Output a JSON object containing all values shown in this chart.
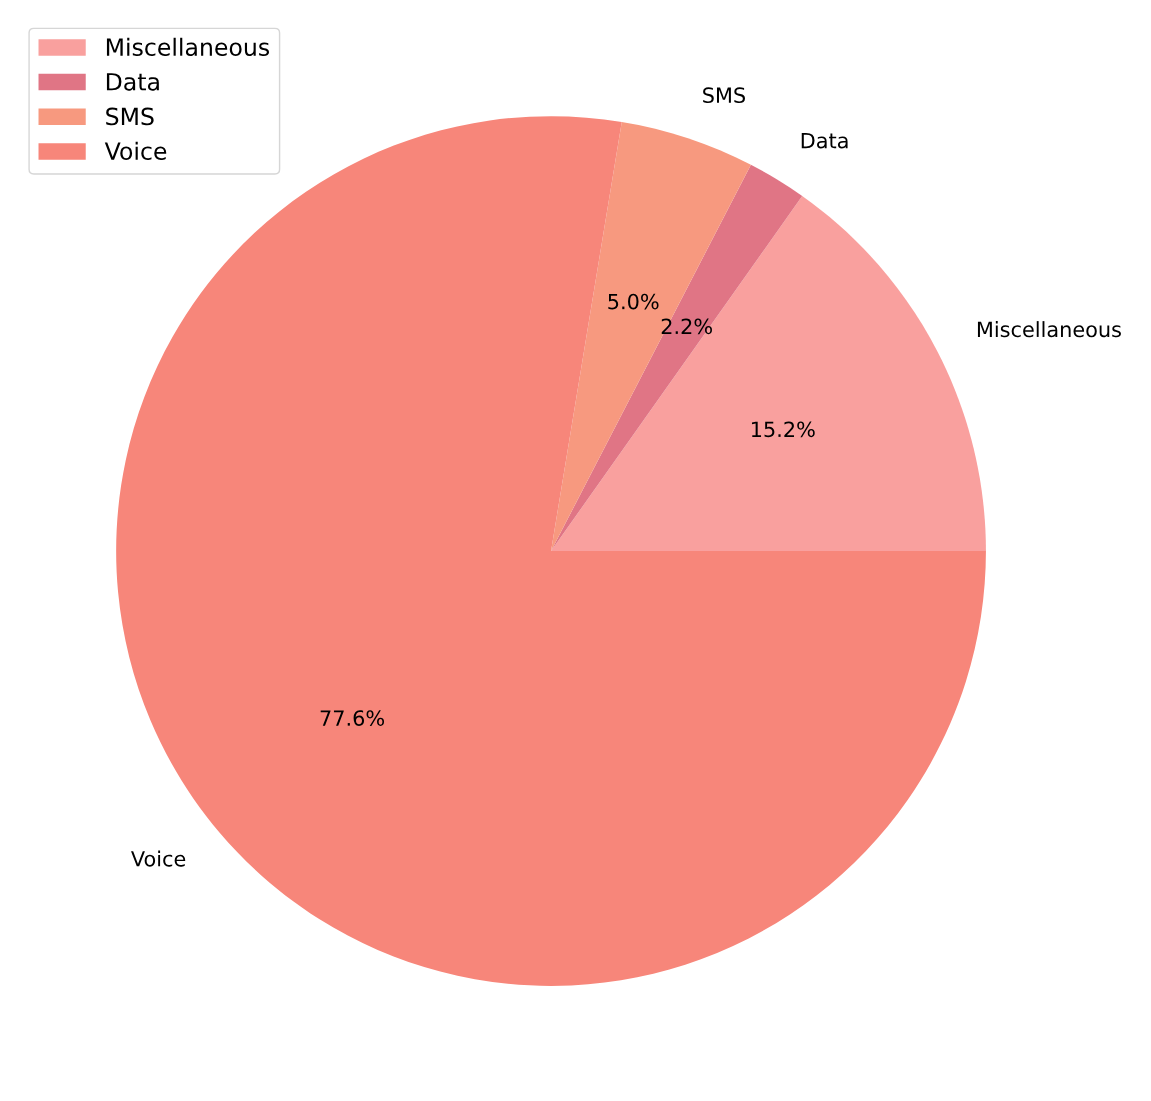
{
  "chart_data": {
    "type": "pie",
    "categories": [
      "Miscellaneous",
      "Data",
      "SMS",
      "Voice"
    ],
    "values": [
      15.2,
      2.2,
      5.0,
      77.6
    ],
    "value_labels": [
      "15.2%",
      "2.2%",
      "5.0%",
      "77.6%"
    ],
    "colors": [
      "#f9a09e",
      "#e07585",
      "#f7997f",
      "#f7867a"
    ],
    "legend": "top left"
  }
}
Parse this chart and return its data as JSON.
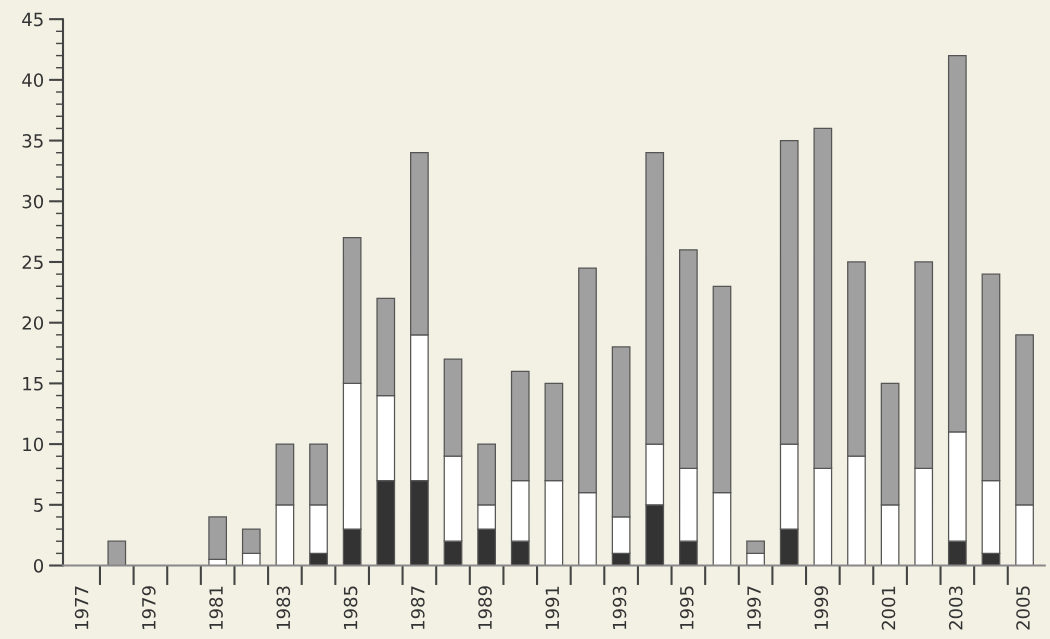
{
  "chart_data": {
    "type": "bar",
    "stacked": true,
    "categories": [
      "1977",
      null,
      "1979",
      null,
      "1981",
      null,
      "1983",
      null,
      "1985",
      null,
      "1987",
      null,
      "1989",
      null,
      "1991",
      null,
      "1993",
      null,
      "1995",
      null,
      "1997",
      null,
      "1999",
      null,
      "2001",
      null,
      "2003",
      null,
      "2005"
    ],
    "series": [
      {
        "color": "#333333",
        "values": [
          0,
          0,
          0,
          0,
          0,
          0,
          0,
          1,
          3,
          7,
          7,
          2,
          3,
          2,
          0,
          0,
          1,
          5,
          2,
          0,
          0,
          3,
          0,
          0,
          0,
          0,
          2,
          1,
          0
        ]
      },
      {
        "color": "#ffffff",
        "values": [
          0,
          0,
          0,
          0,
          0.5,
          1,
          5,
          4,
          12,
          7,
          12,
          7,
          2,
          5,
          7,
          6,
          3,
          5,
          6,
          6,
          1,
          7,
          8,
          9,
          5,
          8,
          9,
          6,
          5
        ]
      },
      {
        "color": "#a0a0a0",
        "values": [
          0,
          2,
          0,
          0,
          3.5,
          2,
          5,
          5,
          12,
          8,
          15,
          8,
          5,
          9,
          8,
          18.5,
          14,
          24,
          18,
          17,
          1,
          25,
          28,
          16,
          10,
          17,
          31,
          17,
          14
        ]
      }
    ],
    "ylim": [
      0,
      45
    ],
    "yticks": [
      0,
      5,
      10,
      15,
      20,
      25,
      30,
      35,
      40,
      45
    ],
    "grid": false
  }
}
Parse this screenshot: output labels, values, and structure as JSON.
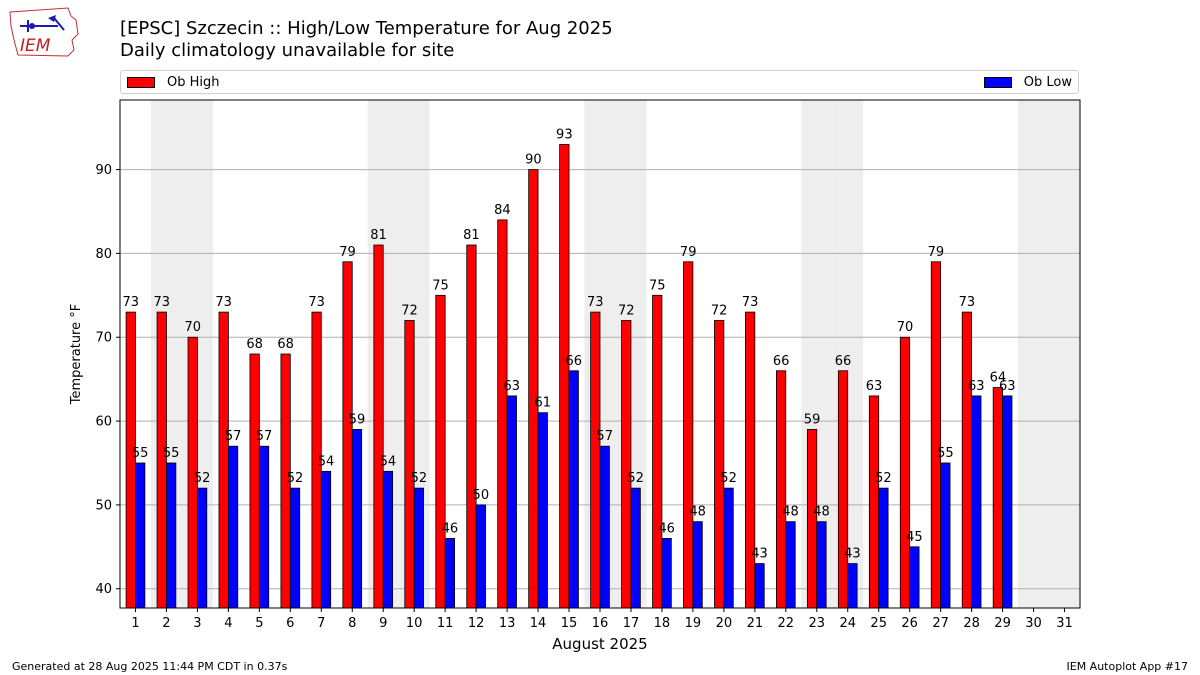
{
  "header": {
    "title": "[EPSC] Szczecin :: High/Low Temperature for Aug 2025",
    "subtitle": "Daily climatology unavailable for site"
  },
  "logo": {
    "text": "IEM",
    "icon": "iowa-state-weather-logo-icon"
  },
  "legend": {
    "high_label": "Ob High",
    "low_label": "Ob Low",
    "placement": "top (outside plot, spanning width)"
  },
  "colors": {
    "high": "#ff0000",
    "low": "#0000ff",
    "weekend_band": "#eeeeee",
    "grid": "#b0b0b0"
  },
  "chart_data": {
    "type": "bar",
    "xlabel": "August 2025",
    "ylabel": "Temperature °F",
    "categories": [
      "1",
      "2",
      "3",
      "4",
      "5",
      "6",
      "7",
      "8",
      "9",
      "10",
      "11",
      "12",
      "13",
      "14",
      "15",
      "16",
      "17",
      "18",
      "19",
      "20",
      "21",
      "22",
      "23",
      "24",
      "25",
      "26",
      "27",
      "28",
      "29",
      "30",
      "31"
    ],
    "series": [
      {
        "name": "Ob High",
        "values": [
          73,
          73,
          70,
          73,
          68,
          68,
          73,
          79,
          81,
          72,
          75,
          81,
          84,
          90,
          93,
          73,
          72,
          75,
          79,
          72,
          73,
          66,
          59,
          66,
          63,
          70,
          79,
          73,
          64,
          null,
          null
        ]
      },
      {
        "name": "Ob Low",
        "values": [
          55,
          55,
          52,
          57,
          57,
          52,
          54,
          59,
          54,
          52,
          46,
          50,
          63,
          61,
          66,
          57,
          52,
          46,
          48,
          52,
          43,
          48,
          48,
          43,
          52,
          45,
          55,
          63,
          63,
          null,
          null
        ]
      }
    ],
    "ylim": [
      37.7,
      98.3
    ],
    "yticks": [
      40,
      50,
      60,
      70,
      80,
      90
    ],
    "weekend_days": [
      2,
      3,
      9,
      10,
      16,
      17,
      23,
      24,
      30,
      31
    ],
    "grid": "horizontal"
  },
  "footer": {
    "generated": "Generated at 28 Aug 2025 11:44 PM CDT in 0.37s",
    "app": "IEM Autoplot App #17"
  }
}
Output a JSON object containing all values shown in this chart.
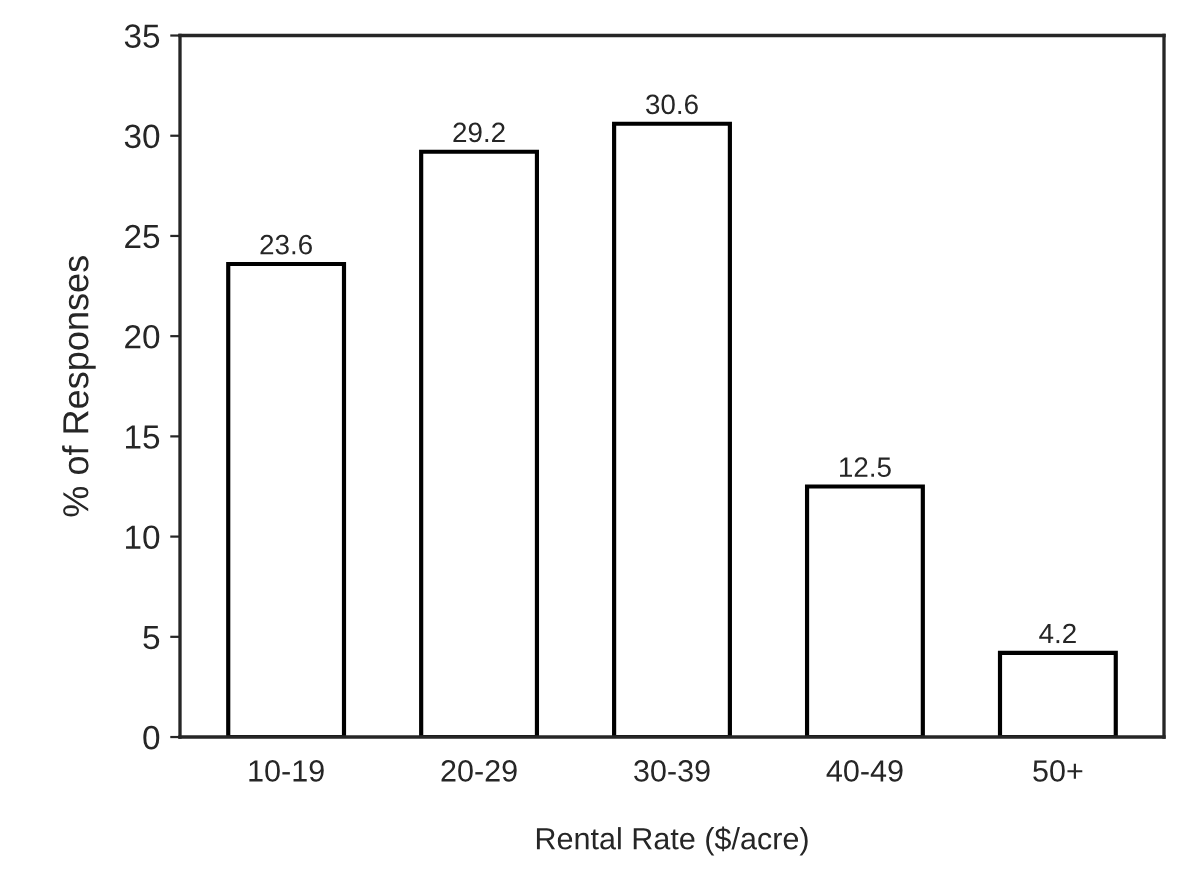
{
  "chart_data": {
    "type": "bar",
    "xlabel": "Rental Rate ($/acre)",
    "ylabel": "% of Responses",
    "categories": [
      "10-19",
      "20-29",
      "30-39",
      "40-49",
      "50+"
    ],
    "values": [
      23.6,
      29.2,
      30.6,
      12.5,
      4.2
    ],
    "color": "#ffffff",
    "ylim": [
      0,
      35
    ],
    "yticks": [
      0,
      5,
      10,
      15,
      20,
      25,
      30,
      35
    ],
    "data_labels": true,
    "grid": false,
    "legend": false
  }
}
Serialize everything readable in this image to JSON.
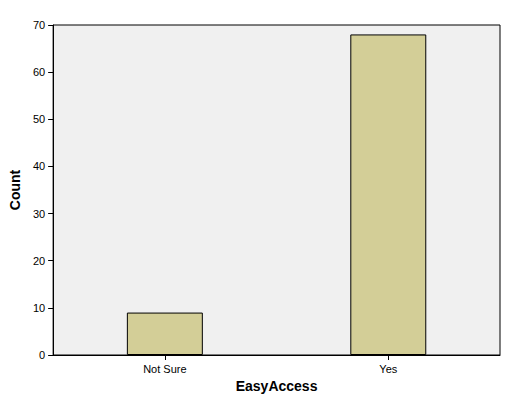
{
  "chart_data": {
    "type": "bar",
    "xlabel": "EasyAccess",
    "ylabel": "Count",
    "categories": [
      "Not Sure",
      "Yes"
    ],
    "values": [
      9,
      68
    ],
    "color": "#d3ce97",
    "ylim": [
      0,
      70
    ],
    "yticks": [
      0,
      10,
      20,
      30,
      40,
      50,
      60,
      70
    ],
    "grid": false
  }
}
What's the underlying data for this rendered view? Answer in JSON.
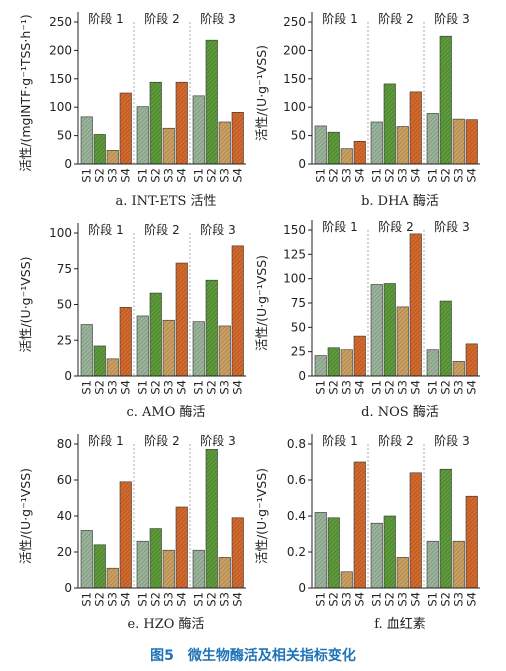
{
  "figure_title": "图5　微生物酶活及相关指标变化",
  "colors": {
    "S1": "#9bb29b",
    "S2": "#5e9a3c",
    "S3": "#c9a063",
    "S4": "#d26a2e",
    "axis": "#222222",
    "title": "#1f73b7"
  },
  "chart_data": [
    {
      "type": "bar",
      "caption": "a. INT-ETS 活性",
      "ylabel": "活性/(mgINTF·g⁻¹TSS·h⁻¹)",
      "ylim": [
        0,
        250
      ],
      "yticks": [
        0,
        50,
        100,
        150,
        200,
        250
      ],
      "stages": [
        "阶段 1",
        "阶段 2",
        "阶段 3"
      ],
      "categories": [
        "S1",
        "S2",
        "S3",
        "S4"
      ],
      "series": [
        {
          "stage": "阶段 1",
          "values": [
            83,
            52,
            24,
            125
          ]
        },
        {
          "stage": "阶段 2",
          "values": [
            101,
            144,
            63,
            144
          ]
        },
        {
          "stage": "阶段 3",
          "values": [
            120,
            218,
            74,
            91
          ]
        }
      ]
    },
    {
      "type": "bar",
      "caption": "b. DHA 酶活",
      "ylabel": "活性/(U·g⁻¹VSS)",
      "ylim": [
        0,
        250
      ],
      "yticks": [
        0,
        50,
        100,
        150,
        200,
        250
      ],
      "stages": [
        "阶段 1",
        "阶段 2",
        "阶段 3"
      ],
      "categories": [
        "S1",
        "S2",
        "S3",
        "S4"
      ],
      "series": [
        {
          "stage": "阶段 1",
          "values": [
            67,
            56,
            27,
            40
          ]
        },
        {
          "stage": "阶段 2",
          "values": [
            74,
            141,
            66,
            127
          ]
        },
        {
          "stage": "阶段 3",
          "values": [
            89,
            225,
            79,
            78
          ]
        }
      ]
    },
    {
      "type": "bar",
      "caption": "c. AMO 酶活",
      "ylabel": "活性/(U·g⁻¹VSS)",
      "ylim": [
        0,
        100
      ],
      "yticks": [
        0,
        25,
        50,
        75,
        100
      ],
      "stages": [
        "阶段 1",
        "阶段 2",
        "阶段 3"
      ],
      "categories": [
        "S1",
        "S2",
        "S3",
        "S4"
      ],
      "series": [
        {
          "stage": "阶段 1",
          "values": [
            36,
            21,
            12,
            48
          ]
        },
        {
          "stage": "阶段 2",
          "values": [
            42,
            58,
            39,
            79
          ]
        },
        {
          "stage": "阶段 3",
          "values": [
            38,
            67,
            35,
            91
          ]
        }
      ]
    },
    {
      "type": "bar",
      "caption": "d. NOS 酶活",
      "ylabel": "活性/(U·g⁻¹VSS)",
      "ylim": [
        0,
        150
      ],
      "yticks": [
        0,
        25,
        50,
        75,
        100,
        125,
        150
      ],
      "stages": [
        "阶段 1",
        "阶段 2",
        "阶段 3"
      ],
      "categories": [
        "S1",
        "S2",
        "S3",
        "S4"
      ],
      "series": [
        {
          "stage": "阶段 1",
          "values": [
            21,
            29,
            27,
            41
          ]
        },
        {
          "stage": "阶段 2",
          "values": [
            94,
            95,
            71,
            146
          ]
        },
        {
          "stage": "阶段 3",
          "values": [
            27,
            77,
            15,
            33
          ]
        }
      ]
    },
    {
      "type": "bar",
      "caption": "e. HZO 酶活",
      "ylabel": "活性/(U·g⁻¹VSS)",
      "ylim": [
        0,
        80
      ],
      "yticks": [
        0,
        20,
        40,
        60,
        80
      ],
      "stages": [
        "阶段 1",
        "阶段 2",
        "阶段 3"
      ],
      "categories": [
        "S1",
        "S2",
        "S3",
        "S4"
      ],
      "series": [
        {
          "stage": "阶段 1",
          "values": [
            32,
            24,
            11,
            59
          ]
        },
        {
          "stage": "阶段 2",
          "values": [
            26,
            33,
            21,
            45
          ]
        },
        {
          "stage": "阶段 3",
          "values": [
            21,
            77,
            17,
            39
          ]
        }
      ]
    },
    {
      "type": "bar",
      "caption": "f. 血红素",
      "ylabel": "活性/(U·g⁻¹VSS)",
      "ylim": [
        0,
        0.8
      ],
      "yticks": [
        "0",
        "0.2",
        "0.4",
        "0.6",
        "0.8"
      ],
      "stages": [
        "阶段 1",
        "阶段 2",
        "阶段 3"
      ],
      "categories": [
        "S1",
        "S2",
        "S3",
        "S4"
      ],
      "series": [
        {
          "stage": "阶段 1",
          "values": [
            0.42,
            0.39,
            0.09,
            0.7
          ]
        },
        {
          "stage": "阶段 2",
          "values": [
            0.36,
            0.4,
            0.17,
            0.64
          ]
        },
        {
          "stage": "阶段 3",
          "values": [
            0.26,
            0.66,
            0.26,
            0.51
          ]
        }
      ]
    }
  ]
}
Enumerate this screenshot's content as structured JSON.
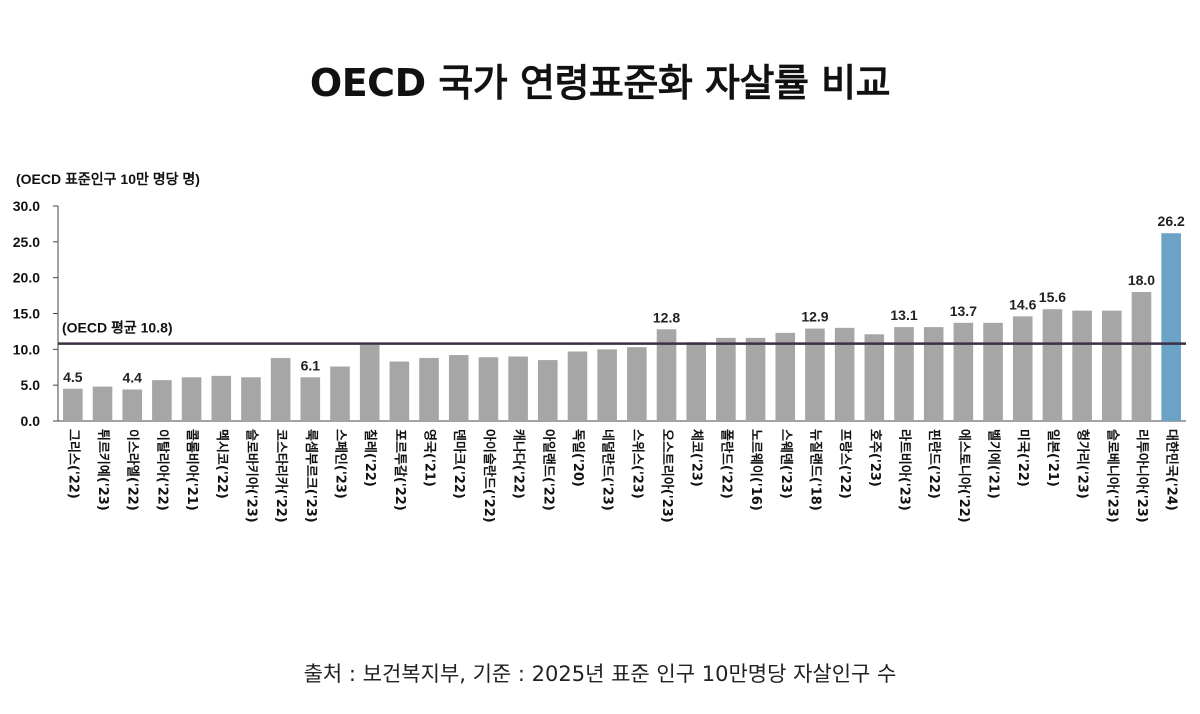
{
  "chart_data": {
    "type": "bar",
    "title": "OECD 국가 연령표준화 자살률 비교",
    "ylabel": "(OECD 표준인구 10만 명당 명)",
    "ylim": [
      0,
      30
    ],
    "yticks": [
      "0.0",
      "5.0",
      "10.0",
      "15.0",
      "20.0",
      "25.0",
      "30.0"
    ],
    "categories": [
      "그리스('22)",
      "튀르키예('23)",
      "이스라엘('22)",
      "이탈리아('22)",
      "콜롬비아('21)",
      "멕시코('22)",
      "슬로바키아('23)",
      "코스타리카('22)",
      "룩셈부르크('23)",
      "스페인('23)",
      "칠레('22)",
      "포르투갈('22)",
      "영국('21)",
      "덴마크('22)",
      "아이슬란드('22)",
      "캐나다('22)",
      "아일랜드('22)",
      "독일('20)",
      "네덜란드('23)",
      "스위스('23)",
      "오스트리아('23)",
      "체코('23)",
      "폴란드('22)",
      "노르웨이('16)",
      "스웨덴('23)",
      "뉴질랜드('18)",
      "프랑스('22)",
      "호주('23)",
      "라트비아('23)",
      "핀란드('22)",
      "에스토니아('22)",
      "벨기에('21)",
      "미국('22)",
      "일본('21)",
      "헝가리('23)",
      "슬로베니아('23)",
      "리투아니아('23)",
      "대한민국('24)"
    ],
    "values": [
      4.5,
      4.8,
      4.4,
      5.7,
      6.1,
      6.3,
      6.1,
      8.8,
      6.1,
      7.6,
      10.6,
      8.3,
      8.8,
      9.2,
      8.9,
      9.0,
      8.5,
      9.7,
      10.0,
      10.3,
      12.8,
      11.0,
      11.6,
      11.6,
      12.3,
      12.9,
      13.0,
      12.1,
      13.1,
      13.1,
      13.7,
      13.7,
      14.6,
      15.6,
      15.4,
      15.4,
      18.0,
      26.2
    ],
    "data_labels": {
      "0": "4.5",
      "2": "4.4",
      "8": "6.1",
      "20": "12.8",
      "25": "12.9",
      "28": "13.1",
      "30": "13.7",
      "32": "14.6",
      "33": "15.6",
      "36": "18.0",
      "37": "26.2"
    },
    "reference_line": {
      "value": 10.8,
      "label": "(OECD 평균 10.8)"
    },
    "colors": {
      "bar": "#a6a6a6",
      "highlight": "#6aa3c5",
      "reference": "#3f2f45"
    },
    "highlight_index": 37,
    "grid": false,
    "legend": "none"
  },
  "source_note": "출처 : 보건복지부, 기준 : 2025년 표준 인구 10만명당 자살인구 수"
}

PROBLEM DESCRIPTION:
Read the data above. Pull out each line in which the string "screenshot" appears.

RESULT BELOW:
Parse this screenshot: output labels, values, and structure as JSON.
Enumerate this screenshot's content as structured JSON.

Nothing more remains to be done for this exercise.